Task directions :: Select the lines of the records containing the word "color" and list them.

++++

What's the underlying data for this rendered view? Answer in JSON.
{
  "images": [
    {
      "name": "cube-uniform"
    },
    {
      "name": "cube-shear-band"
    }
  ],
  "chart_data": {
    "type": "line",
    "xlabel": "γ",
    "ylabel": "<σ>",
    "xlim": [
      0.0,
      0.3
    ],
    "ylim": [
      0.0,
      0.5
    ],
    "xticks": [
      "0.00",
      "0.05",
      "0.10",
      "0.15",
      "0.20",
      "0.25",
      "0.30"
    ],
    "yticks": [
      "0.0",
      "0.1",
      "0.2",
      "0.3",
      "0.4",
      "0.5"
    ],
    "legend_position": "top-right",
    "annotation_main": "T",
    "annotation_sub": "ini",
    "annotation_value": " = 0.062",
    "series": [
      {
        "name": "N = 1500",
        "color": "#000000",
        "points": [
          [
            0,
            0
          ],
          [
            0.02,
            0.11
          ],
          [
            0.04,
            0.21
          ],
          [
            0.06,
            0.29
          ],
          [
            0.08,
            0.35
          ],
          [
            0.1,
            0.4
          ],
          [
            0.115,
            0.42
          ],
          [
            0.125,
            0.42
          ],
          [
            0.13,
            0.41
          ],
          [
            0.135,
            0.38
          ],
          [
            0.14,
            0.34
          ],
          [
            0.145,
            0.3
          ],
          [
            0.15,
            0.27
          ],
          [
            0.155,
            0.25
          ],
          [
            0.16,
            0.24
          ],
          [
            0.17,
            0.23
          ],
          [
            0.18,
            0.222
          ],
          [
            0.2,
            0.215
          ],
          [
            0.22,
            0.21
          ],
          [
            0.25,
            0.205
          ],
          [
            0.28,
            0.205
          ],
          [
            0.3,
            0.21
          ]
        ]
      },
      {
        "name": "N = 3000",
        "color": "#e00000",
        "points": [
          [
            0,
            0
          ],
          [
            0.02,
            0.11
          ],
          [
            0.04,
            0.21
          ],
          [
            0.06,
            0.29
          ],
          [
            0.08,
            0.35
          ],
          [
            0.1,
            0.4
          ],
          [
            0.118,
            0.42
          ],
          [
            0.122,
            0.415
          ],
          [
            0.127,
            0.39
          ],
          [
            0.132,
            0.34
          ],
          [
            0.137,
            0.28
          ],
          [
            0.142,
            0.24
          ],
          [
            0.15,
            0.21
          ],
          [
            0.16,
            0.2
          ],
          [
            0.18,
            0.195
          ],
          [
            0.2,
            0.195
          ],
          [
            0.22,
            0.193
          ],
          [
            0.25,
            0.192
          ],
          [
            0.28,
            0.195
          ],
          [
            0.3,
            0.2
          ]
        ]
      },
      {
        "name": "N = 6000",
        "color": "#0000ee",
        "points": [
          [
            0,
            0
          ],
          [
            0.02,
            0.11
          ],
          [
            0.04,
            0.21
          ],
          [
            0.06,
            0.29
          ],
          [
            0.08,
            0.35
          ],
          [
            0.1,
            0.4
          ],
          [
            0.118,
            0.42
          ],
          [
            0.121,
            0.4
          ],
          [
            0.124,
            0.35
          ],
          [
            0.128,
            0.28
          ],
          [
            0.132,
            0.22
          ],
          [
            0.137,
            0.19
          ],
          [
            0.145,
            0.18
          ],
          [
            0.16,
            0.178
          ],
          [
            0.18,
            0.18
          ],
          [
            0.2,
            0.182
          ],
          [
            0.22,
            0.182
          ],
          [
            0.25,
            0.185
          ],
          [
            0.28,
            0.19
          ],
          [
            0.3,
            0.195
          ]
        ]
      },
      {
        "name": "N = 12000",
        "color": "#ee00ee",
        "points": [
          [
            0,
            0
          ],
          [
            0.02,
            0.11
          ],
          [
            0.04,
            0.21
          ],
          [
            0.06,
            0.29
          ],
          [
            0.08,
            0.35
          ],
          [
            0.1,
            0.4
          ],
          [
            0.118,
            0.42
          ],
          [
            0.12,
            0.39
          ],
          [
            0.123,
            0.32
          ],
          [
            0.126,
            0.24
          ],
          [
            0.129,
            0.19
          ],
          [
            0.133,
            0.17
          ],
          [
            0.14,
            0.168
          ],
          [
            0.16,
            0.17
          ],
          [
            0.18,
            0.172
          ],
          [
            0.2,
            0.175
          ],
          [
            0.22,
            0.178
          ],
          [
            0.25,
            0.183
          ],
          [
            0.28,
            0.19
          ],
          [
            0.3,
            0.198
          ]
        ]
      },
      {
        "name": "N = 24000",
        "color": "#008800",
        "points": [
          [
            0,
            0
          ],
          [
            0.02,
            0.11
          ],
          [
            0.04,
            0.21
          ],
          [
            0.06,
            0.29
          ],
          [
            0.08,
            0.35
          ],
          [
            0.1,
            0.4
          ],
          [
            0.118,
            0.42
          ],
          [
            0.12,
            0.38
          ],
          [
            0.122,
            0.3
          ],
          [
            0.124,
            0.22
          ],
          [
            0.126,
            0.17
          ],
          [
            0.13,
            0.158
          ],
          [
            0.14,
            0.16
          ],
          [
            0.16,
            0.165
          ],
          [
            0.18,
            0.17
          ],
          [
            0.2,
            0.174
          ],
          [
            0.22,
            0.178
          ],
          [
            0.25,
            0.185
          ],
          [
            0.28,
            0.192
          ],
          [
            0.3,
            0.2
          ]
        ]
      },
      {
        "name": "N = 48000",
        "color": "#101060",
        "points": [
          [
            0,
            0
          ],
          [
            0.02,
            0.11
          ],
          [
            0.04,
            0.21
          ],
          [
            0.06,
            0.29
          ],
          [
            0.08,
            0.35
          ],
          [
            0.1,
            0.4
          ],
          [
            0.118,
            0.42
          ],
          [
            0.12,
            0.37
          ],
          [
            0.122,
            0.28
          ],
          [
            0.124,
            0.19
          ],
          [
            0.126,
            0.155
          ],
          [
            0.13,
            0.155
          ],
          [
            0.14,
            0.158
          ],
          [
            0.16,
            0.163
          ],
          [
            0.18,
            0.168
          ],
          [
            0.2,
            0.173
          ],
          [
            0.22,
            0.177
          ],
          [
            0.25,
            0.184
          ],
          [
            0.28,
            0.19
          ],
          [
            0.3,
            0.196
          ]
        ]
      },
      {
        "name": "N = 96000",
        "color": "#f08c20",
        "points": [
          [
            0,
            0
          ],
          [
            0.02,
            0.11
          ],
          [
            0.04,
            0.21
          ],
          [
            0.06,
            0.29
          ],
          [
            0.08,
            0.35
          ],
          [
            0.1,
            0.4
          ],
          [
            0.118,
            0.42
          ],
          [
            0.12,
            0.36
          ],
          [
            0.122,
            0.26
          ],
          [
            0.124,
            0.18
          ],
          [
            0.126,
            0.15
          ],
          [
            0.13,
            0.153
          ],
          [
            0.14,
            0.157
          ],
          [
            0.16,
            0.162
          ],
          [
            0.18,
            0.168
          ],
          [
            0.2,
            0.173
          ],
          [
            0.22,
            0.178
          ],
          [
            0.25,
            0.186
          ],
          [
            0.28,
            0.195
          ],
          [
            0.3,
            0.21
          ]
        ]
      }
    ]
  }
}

++++

Output below ::
        "color": "#000000",
        "color": "#e00000",
        "color": "#0000ee",
        "color": "#ee00ee",
        "color": "#008800",
        "color": "#101060",
        "color": "#f08c20",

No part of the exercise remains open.